Your goal: How many lines in the items contain the word "Fold"? Give only the number.

Box coordinate listings:
------------------------------

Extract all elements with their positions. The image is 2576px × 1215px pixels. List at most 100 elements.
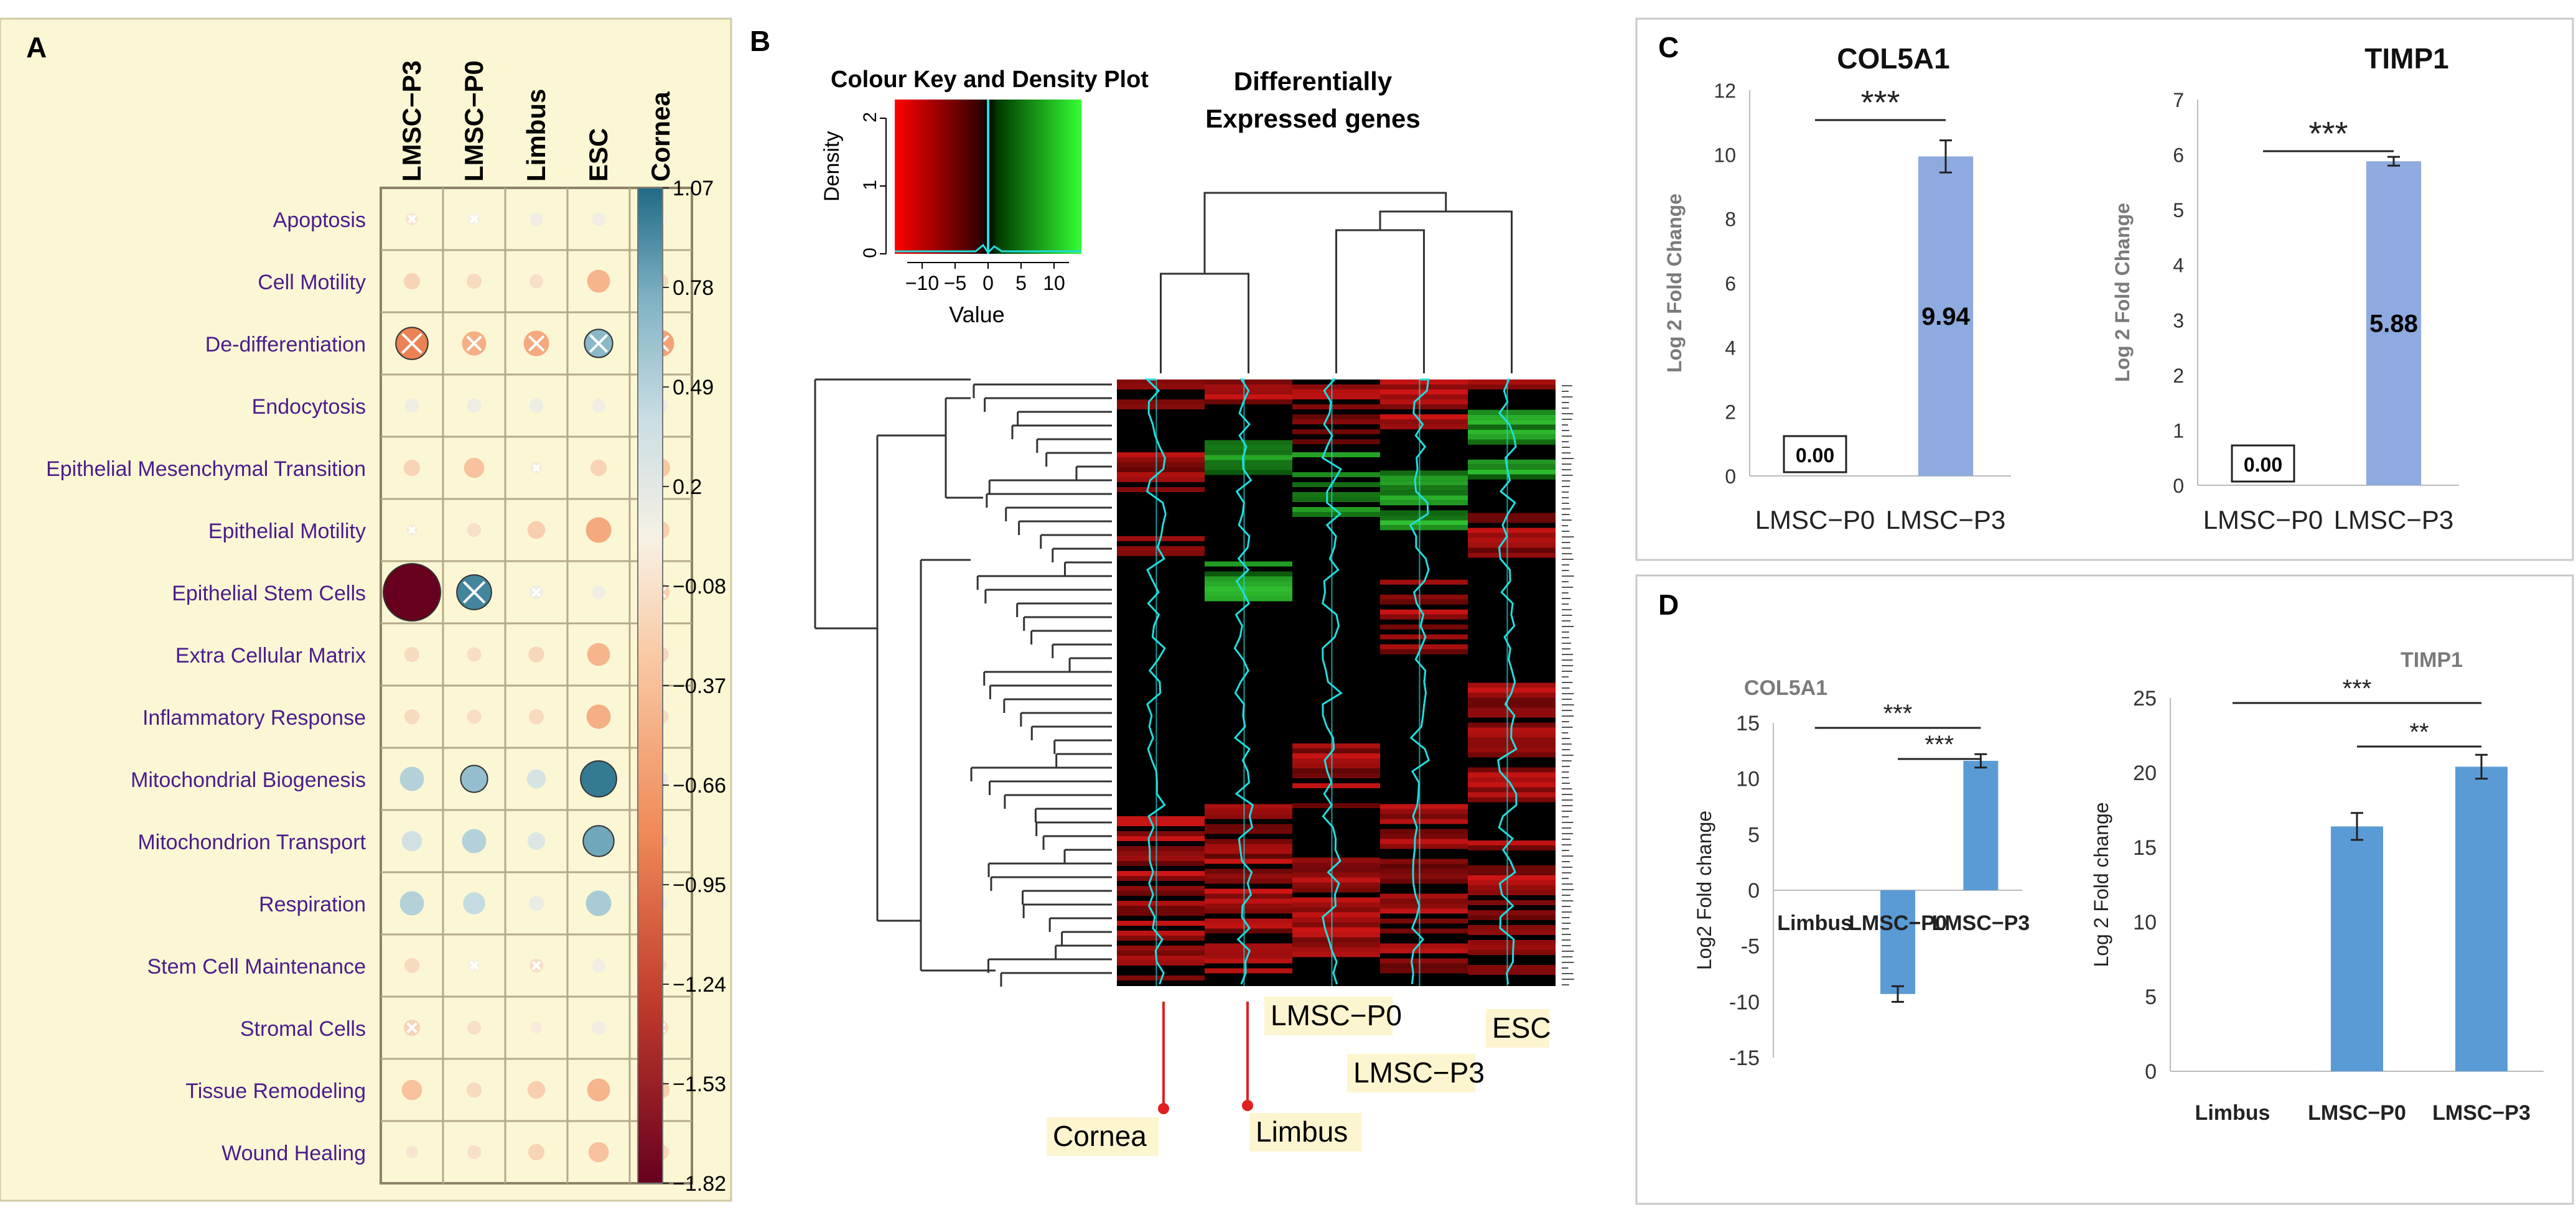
heatmap-strip [1117, 836, 1205, 841]
x-tick-label: LMSC−P0 [2203, 505, 2323, 534]
heatmap-strip [1468, 792, 1556, 798]
heatmap-strip [1380, 903, 1468, 909]
heatmap-strip [1380, 804, 1468, 809]
heatmap-strip [1468, 845, 1556, 850]
heatmap-cell [404, 398, 419, 413]
heatmap-strip [1380, 839, 1468, 844]
y-tick-label: 2 [2173, 365, 2184, 387]
row-dendrogram-lines [814, 378, 1112, 987]
label-lmsc-p0: LMSC−P0 [1271, 999, 1402, 1031]
y-tick-label: 10 [2133, 911, 2157, 934]
heatmap-strip [1380, 918, 1468, 924]
chart-c-timp1: TIMP1 Log 2 Fold Change 0 1 2 3 4 5 6 7 0.00 LMSC−P… [2111, 42, 2459, 534]
heatmap-strip [1117, 821, 1205, 826]
panel-a: A LMSC−P3 LMSC−P0 Limbus ESC Cornea Apoptosi… [0, 17, 732, 1202]
heatmap-strip [1117, 871, 1205, 876]
heatmap-strip [1380, 424, 1468, 429]
heatmap-strip [1205, 576, 1292, 582]
panel-a-label: A [26, 31, 47, 63]
heatmap-cell [591, 212, 606, 226]
heatmap-strip [1380, 470, 1468, 476]
heatmap-strip [1117, 946, 1205, 951]
heatmap-strip [1468, 682, 1556, 688]
chart-title: COL5A1 [1837, 42, 1949, 75]
cell-cross-mark [531, 961, 541, 971]
x-tick-label: LMSC−P3 [1931, 911, 2030, 935]
heatmap-strip [1468, 538, 1556, 543]
heatmap-strip [1292, 872, 1380, 878]
zero-label-box [2231, 444, 2295, 483]
x-tick-label: LMSC−P3 [2334, 505, 2454, 534]
heatmap-strip [1468, 875, 1556, 880]
scale-tick-label: −0.08 [673, 575, 726, 598]
y-tick-label: 12 [1714, 80, 1736, 102]
cell-cross-mark [531, 587, 541, 597]
heatmap-strip [1380, 495, 1468, 501]
heatmap-strip [1117, 891, 1205, 896]
heatmap-strip [1380, 893, 1468, 899]
trace-line [1496, 378, 1518, 985]
heatmap-strip [1205, 455, 1292, 460]
heatmap-strip [1468, 552, 1556, 558]
heatmap-strip [1468, 419, 1556, 425]
label-esc: ESC [1492, 1012, 1551, 1044]
row-label: Mitochondrion Transport [138, 831, 366, 854]
heatmap-cell [401, 831, 422, 852]
heatmap-strip [1292, 912, 1380, 918]
scale-tick-label: 0.49 [673, 376, 714, 399]
heatmap-cell [587, 1078, 610, 1102]
heatmap-strip [1117, 546, 1205, 551]
heatmap-strip [1117, 851, 1205, 856]
heatmap-strip [1205, 586, 1292, 592]
limbus-pointer-dot [1242, 1100, 1253, 1111]
heatmap-strip [1468, 787, 1556, 793]
value-tick-label: −10 [905, 272, 939, 294]
heatmap-strip [1292, 897, 1380, 903]
heatmap-strip [1205, 465, 1292, 470]
heatmap-strip [1380, 485, 1468, 491]
heatmap-strip [1468, 940, 1556, 945]
heatmap-cell [403, 272, 421, 290]
heatmap-cell [467, 398, 482, 413]
y-tick-label: 0 [2173, 475, 2184, 497]
heatmap-strip [1468, 439, 1556, 445]
heatmap-strip [1468, 767, 1556, 773]
panel-a-row-labels: Apoptosis Cell Motility De-differentiation… [46, 208, 366, 1165]
cornea-pointer-dot [1158, 1103, 1169, 1114]
heatmap-strip [1292, 429, 1380, 434]
heatmap-strip [1292, 917, 1380, 923]
x-tick-label: LMSC−P0 [2308, 1101, 2406, 1125]
heatmap-strip [1205, 470, 1292, 475]
heatmap-strip [1205, 379, 1292, 384]
heatmap-strip [1205, 844, 1292, 849]
heatmap-strip [1468, 910, 1556, 915]
heatmap-strip [1117, 861, 1205, 866]
heatmap-strip [1468, 752, 1556, 758]
heatmap-strip [1468, 900, 1556, 905]
scale-tick-label: −1.53 [673, 1073, 726, 1096]
heatmap-strip [1380, 868, 1468, 874]
heatmap-strip [1468, 414, 1556, 420]
bar [1963, 760, 1999, 890]
cell-cross-mark [589, 334, 608, 353]
heatmap-cell [587, 643, 610, 666]
heatmap-strip [1292, 907, 1380, 913]
heatmap-cell [383, 563, 441, 621]
density-curve [895, 243, 1081, 254]
heatmap-strip [1292, 768, 1380, 773]
chart-c-col5a1: COL5A1 Log 2 Fold Change 0 2 4 6 8 10 12 0.00 LMSC… [1663, 42, 2011, 534]
cell-cross-mark [401, 333, 422, 354]
y-tick-label: 0 [2145, 1060, 2157, 1084]
heatmap-cell [588, 1142, 609, 1163]
heatmap-strip [1117, 379, 1205, 384]
heatmap-strip [1468, 707, 1556, 713]
density-tick-label: 2 [860, 112, 880, 123]
heatmap-cell [528, 709, 544, 725]
cell-cross-mark [408, 215, 416, 223]
heatmap-strip [1468, 697, 1556, 703]
y-tick-label: 10 [1714, 144, 1736, 166]
heatmap-cell [460, 765, 488, 793]
heatmap-strip [1292, 482, 1380, 487]
column-dendrogram-lines [1160, 192, 1513, 373]
heatmap-strip [1468, 890, 1556, 895]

------------------------------

Written solution: 2